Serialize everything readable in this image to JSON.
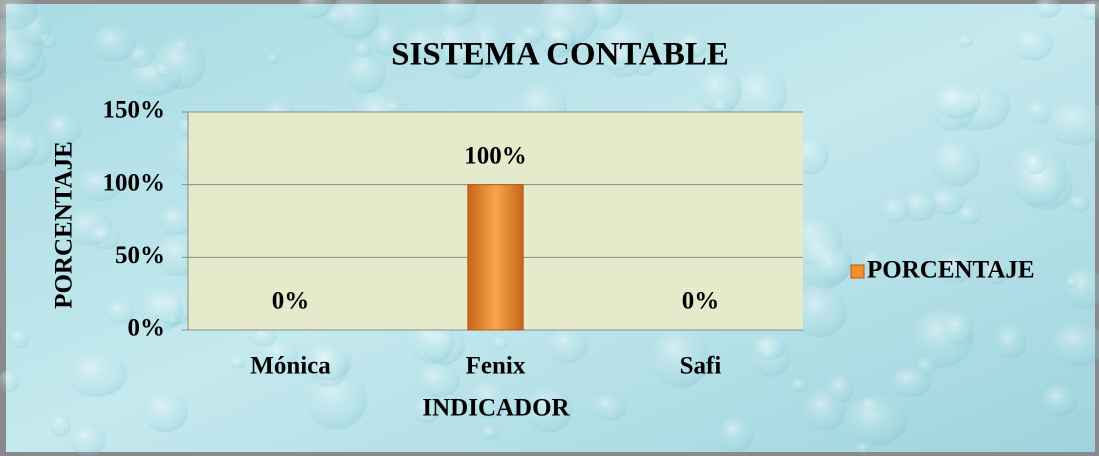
{
  "chart_data": {
    "type": "bar",
    "title": "SISTEMA CONTABLE",
    "x_label": "INDICADOR",
    "y_label": "PORCENTAJE",
    "categories": [
      "Mónica",
      "Fenix",
      "Safi"
    ],
    "series": [
      {
        "name": "PORCENTAJE",
        "color": "#f0902a",
        "values": [
          0,
          100,
          0
        ],
        "value_labels": [
          "0%",
          "100%",
          "0%"
        ]
      }
    ],
    "ylim": [
      0,
      150
    ],
    "yticks": [
      {
        "value": 0,
        "label": "0%"
      },
      {
        "value": 50,
        "label": "50%"
      },
      {
        "value": 100,
        "label": "100%"
      },
      {
        "value": 150,
        "label": "150%"
      }
    ],
    "grid": true,
    "legend": "right"
  }
}
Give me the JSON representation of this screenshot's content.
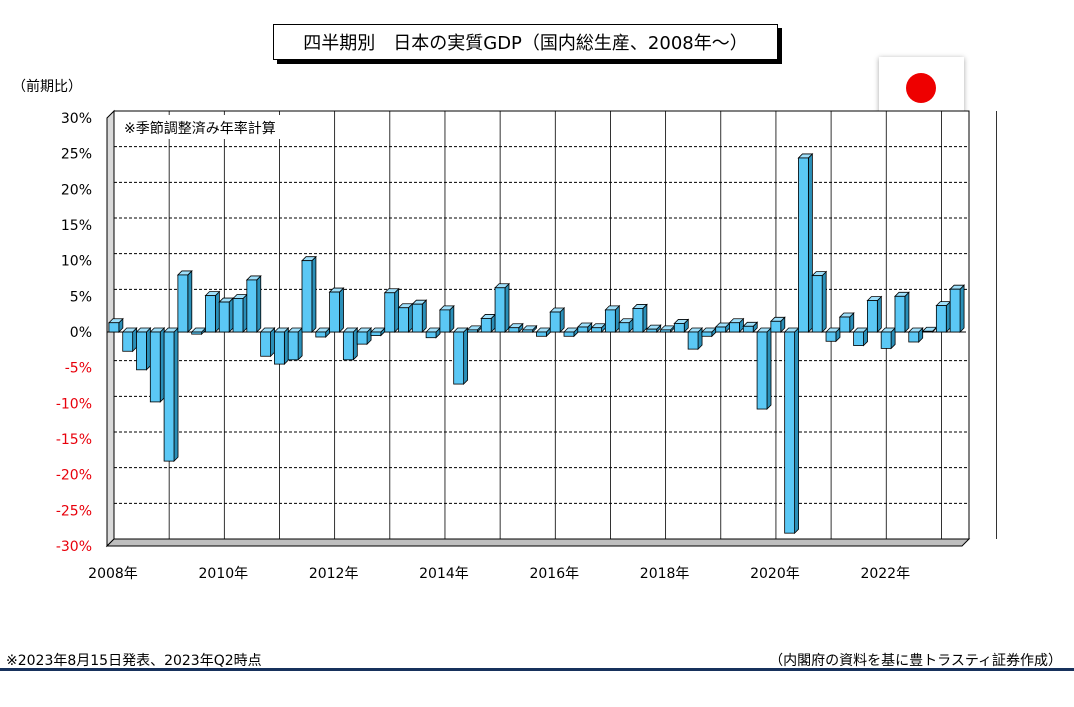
{
  "title": "四半期別　日本の実質GDP（国内総生産、2008年～）",
  "ylabel": "（前期比）",
  "flag_icon": "japan-flag-icon",
  "footer": {
    "left": "※2023年8月15日発表、2023年Q2時点",
    "right": "（内閣府の資料を基に豊トラスティ証券作成）"
  },
  "chart_data": {
    "type": "bar",
    "note": "※季節調整済み年率計算",
    "ylim": [
      -30,
      30
    ],
    "yticks": [
      "30%",
      "25%",
      "20%",
      "15%",
      "10%",
      "5%",
      "0%",
      "-5%",
      "-10%",
      "-15%",
      "-20%",
      "-25%",
      "-30%"
    ],
    "xticks": [
      "2008年",
      "2010年",
      "2012年",
      "2014年",
      "2016年",
      "2018年",
      "2020年",
      "2022年"
    ],
    "grid": true,
    "bar_color": "#5bc8f5",
    "negative_tick_color": "#e8000b",
    "categories": [
      "2008Q1",
      "2008Q2",
      "2008Q3",
      "2008Q4",
      "2009Q1",
      "2009Q2",
      "2009Q3",
      "2009Q4",
      "2010Q1",
      "2010Q2",
      "2010Q3",
      "2010Q4",
      "2011Q1",
      "2011Q2",
      "2011Q3",
      "2011Q4",
      "2012Q1",
      "2012Q2",
      "2012Q3",
      "2012Q4",
      "2013Q1",
      "2013Q2",
      "2013Q3",
      "2013Q4",
      "2014Q1",
      "2014Q2",
      "2014Q3",
      "2014Q4",
      "2015Q1",
      "2015Q2",
      "2015Q3",
      "2015Q4",
      "2016Q1",
      "2016Q2",
      "2016Q3",
      "2016Q4",
      "2017Q1",
      "2017Q2",
      "2017Q3",
      "2017Q4",
      "2018Q1",
      "2018Q2",
      "2018Q3",
      "2018Q4",
      "2019Q1",
      "2019Q2",
      "2019Q3",
      "2019Q4",
      "2020Q1",
      "2020Q2",
      "2020Q3",
      "2020Q4",
      "2021Q1",
      "2021Q2",
      "2021Q3",
      "2021Q4",
      "2022Q1",
      "2022Q2",
      "2022Q3",
      "2022Q4",
      "2023Q1",
      "2023Q2"
    ],
    "values": [
      1.3,
      -2.7,
      -5.3,
      -9.8,
      -18.1,
      8.0,
      -0.3,
      5.1,
      4.2,
      4.7,
      7.3,
      -3.4,
      -4.5,
      -3.9,
      10.0,
      -0.7,
      5.6,
      -3.9,
      -1.7,
      -0.5,
      5.5,
      3.4,
      3.9,
      -0.8,
      3.1,
      -7.3,
      0.3,
      1.9,
      6.2,
      0.6,
      0.3,
      -0.6,
      2.8,
      -0.6,
      0.7,
      0.6,
      3.1,
      1.3,
      3.3,
      0.4,
      0.3,
      1.2,
      -2.4,
      -0.6,
      0.7,
      1.3,
      0.8,
      -10.8,
      1.5,
      -28.2,
      24.4,
      7.9,
      -1.3,
      2.1,
      -1.9,
      4.4,
      -2.3,
      5.0,
      -1.4,
      0.1,
      3.7,
      6.0
    ]
  }
}
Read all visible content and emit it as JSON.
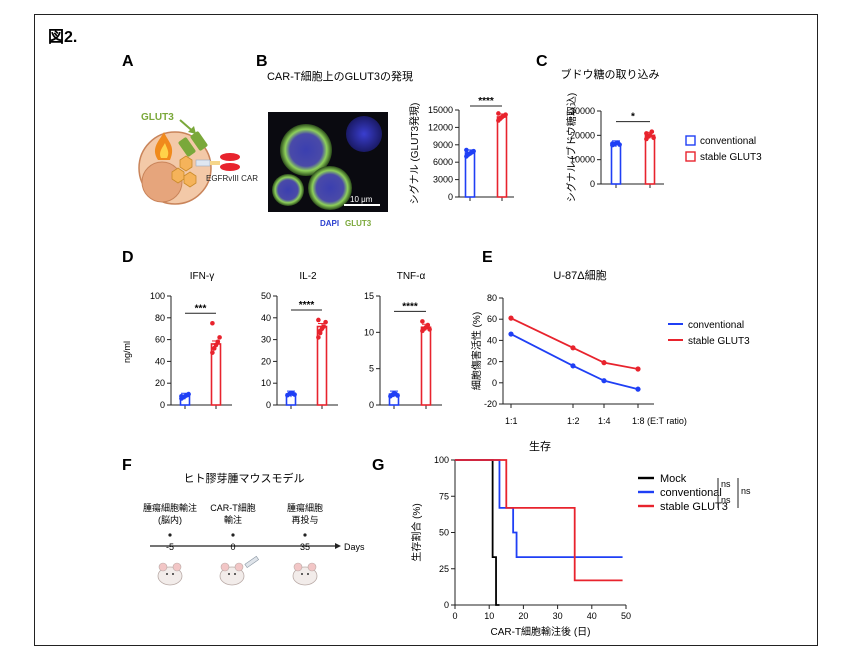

==================================================

■ DIRECTIONS: Write out every line above exactly as it is, leaving out the pictures.

■ SOLUTION FOR THIS PROBLEM:
Serialize everything readable in this image to JSON.
{
  "chart_data": {
    "type": "bar",
    "title": "SISTEMA CONTABLE",
    "x_label": "INDICADOR",
    "y_label": "PORCENTAJE",
    "categories": [
      "Mónica",
      "Fenix",
      "Safi"
    ],
    "series": [
      {
        "name": "PORCENTAJE",
        "color": "#f0902a",
        "values": [
          0,
          100,
          0
        ],
        "value_labels": [
          "0%",
          "100%",
          "0%"
        ]
      }
    ],
    "ylim": [
      0,
      150
    ],
    "yticks": [
      {
        "value": 0,
        "label": "0%"
      },
      {
        "value": 50,
        "label": "50%"
      },
      {
        "value": 100,
        "label": "100%"
      },
      {
        "value": 150,
        "label": "150%"
      }
    ],
    "grid": true,
    "legend": "right"
  }
}
Give me the JSON representation of this screenshot's content.
{
  "title": "四半期別　日本の実質GDP（国内総生産、2008年～）",
  "ylabel": "（前期比）",
  "flag_icon": "japan-flag-icon",
  "footer": {
    "left": "※2023年8月15日発表、2023年Q2時点",
    "right": "（内閣府の資料を基に豊トラスティ証券作成）"
  },
  "chart_data": {
    "type": "bar",
    "note": "※季節調整済み年率計算",
    "ylim": [
      -30,
      30
    ],
    "yticks": [
      "30%",
      "25%",
      "20%",
      "15%",
      "10%",
      "5%",
      "0%",
      "-5%",
      "-10%",
      "-15%",
      "-20%",
      "-25%",
      "-30%"
    ],
    "xticks": [
      "2008年",
      "2010年",
      "2012年",
      "2014年",
      "2016年",
      "2018年",
      "2020年",
      "2022年"
    ],
    "grid": true,
    "bar_color": "#5bc8f5",
    "negative_tick_color": "#e8000b",
    "categories": [
      "2008Q1",
      "2008Q2",
      "2008Q3",
      "2008Q4",
      "2009Q1",
      "2009Q2",
      "2009Q3",
      "2009Q4",
      "2010Q1",
      "2010Q2",
      "2010Q3",
      "2010Q4",
      "2011Q1",
      "2011Q2",
      "2011Q3",
      "2011Q4",
      "2012Q1",
      "2012Q2",
      "2012Q3",
      "2012Q4",
      "2013Q1",
      "2013Q2",
      "2013Q3",
      "2013Q4",
      "2014Q1",
      "2014Q2",
      "2014Q3",
      "2014Q4",
      "2015Q1",
      "2015Q2",
      "2015Q3",
      "2015Q4",
      "2016Q1",
      "2016Q2",
      "2016Q3",
      "2016Q4",
      "2017Q1",
      "2017Q2",
      "2017Q3",
      "2017Q4",
      "2018Q1",
      "2018Q2",
      "2018Q3",
      "2018Q4",
      "2019Q1",
      "2019Q2",
      "2019Q3",
      "2019Q4",
      "2020Q1",
      "2020Q2",
      "2020Q3",
      "2020Q4",
      "2021Q1",
      "2021Q2",
      "2021Q3",
      "2021Q4",
      "2022Q1",
      "2022Q2",
      "2022Q3",
      "2022Q4",
      "2023Q1",
      "2023Q2"
    ],
    "values": [
      1.3,
      -2.7,
      -5.3,
      -9.8,
      -18.1,
      8.0,
      -0.3,
      5.1,
      4.2,
      4.7,
      7.3,
      -3.4,
      -4.5,
      -3.9,
      10.0,
      -0.7,
      5.6,
      -3.9,
      -1.7,
      -0.5,
      5.5,
      3.4,
      3.9,
      -0.8,
      3.1,
      -7.3,
      0.3,
      1.9,
      6.2,
      0.6,
      0.3,
      -0.6,
      2.8,
      -0.6,
      0.7,
      0.6,
      3.1,
      1.3,
      3.3,
      0.4,
      0.3,
      1.2,
      -2.4,
      -0.6,
      0.7,
      1.3,
      0.8,
      -10.8,
      1.5,
      -28.2,
      24.4,
      7.9,
      -1.3,
      2.1,
      -1.9,
      4.4,
      -2.3,
      5.0,
      -1.4,
      0.1,
      3.7,
      6.0
    ]
  }
}
Read all visible content and emit it as JSON.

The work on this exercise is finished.